Job
Locate the line with "Transcribe this chart's" in the material. Copy that line and each one after it, through the last, exactly and with nothing else.
━━━━━ Records
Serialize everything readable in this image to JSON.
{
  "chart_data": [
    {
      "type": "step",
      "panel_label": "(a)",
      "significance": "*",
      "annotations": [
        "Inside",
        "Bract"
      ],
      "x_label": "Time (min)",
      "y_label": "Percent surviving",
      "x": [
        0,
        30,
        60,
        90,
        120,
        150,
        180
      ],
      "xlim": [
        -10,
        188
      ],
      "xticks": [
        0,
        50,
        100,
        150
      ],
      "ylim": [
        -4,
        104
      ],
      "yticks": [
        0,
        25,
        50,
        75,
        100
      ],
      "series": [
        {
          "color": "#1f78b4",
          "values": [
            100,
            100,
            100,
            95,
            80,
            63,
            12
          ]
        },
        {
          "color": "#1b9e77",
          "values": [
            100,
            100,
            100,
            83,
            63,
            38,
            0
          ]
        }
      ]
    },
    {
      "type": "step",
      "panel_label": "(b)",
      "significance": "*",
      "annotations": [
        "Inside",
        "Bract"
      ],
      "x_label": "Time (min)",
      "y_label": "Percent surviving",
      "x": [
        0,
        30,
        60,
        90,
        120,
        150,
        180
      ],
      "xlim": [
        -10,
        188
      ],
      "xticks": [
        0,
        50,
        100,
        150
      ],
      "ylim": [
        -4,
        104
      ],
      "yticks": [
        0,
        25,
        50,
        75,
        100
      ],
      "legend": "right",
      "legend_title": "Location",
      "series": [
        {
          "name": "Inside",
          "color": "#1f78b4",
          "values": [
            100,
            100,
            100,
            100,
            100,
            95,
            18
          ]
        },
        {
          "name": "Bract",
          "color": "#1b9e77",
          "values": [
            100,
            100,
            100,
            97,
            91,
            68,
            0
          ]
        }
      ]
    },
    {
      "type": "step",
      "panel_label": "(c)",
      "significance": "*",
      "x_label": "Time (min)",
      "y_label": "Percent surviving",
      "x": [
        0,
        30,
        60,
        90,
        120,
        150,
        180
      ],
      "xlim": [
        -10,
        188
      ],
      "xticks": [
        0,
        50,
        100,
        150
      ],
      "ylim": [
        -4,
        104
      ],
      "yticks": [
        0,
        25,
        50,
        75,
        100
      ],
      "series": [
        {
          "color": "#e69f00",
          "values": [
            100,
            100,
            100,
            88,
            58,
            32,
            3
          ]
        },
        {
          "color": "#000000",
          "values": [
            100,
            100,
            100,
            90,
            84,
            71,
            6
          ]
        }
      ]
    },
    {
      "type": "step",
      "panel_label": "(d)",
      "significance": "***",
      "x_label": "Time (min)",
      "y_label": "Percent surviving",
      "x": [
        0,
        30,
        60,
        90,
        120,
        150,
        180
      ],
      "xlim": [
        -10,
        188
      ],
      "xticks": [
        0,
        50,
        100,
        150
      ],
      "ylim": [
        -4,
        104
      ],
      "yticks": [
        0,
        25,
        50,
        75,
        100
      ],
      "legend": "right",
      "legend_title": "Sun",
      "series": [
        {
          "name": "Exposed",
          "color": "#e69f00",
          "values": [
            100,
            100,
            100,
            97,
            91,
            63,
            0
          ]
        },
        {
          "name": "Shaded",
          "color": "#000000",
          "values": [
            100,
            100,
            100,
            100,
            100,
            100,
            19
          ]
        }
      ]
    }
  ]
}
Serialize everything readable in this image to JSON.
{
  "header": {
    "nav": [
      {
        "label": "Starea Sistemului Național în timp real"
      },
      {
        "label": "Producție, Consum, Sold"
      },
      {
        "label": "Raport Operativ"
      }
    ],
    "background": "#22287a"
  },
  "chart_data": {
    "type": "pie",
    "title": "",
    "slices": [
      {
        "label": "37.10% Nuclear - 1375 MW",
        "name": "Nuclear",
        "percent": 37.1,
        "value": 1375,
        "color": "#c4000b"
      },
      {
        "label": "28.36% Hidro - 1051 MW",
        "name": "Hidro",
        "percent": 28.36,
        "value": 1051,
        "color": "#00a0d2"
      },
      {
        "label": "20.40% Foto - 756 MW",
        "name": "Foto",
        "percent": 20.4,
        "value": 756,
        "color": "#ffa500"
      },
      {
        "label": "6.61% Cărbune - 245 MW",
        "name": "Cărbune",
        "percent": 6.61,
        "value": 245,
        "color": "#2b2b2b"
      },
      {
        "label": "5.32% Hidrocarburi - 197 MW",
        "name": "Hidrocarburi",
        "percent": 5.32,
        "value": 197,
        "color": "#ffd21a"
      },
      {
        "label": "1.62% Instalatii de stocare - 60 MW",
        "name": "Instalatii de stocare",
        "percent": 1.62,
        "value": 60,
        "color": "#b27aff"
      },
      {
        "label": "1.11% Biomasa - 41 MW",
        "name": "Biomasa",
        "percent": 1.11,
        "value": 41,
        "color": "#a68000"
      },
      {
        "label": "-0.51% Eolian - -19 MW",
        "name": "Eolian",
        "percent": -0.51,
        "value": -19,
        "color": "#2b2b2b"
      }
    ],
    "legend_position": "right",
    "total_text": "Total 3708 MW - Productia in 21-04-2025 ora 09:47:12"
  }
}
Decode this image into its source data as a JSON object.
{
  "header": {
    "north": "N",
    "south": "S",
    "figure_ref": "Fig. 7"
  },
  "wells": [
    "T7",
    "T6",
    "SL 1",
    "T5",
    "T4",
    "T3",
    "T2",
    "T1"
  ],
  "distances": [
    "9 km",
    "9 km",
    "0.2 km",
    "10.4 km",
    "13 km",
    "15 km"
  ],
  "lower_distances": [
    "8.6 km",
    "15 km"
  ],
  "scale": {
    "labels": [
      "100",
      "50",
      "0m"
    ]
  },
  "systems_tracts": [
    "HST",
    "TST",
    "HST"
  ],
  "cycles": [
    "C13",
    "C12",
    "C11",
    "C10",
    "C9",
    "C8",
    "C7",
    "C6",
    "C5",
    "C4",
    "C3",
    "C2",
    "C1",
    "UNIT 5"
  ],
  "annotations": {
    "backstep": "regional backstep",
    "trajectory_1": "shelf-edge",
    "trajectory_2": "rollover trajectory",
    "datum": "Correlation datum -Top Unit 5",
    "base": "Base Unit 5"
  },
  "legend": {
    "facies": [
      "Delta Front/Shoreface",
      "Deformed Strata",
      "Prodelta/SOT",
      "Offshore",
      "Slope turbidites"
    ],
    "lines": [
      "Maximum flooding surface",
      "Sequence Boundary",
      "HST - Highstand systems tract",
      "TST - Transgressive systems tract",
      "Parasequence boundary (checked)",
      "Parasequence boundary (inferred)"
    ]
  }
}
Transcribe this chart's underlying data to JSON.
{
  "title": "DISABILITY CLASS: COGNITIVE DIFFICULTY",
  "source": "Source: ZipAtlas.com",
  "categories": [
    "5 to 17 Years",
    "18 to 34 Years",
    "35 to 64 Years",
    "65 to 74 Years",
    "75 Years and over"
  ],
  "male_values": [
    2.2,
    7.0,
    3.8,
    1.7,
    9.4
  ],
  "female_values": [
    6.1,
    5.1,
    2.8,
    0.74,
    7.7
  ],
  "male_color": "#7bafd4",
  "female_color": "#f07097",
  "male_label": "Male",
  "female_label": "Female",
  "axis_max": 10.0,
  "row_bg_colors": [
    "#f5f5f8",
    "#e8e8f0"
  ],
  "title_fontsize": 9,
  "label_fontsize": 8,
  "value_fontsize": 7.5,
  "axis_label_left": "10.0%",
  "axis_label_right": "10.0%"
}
━━━━━━━━━━
Response to this exercise
Transcribe this chart's underlying data to JSON.
{
  "title": "DISABILITY CLASS: COGNITIVE DIFFICULTY",
  "source": "Source: ZipAtlas.com",
  "categories": [
    "5 to 17 Years",
    "18 to 34 Years",
    "35 to 64 Years",
    "65 to 74 Years",
    "75 Years and over"
  ],
  "male_values": [
    2.2,
    7.0,
    3.8,
    1.7,
    9.4
  ],
  "female_values": [
    6.1,
    5.1,
    2.8,
    0.74,
    7.7
  ],
  "male_color": "#7bafd4",
  "female_color": "#f07097",
  "male_label": "Male",
  "female_label": "Female",
  "axis_max": 10.0,
  "row_bg_colors": [
    "#f5f5f8",
    "#e8e8f0"
  ],
  "title_fontsize": 9,
  "label_fontsize": 8,
  "value_fontsize": 7.5,
  "axis_label_left": "10.0%",
  "axis_label_right": "10.0%"
}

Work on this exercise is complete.